* begin *
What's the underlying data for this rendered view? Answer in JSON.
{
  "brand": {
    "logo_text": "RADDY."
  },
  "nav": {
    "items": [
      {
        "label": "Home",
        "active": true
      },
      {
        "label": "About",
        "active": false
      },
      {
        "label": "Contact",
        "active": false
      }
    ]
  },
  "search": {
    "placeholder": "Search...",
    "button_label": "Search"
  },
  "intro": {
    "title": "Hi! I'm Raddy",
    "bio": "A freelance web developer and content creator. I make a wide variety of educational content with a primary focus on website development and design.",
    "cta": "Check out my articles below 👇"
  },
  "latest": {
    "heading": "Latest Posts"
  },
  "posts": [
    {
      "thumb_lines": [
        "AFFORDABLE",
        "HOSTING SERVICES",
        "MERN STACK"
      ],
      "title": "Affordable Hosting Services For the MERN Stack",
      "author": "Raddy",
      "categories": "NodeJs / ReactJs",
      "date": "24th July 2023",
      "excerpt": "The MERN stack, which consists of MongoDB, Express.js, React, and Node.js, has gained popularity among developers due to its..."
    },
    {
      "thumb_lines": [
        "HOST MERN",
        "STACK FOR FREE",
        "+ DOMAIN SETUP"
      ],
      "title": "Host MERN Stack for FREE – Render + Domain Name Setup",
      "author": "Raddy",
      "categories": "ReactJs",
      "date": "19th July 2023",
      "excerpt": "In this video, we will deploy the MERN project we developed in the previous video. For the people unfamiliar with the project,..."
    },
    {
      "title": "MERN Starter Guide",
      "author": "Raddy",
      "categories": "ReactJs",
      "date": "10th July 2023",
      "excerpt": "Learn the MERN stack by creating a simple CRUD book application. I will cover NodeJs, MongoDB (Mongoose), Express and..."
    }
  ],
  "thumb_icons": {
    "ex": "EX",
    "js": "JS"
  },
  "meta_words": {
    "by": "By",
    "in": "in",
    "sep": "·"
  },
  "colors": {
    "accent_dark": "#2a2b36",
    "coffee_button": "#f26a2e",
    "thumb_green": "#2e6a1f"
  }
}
* end *
▸ **Problem details**
Pull out all lines from the entries above that include the word "Express".

▸ **Solution for this problem**
      "excerpt": "The MERN stack, which consists of MongoDB, Express.js, React, and Node.js, has gained popularity among developers due to its..."
      "excerpt": "Learn the MERN stack by creating a simple CRUD book application. I will cover NodeJs, MongoDB (Mongoose), Express and..."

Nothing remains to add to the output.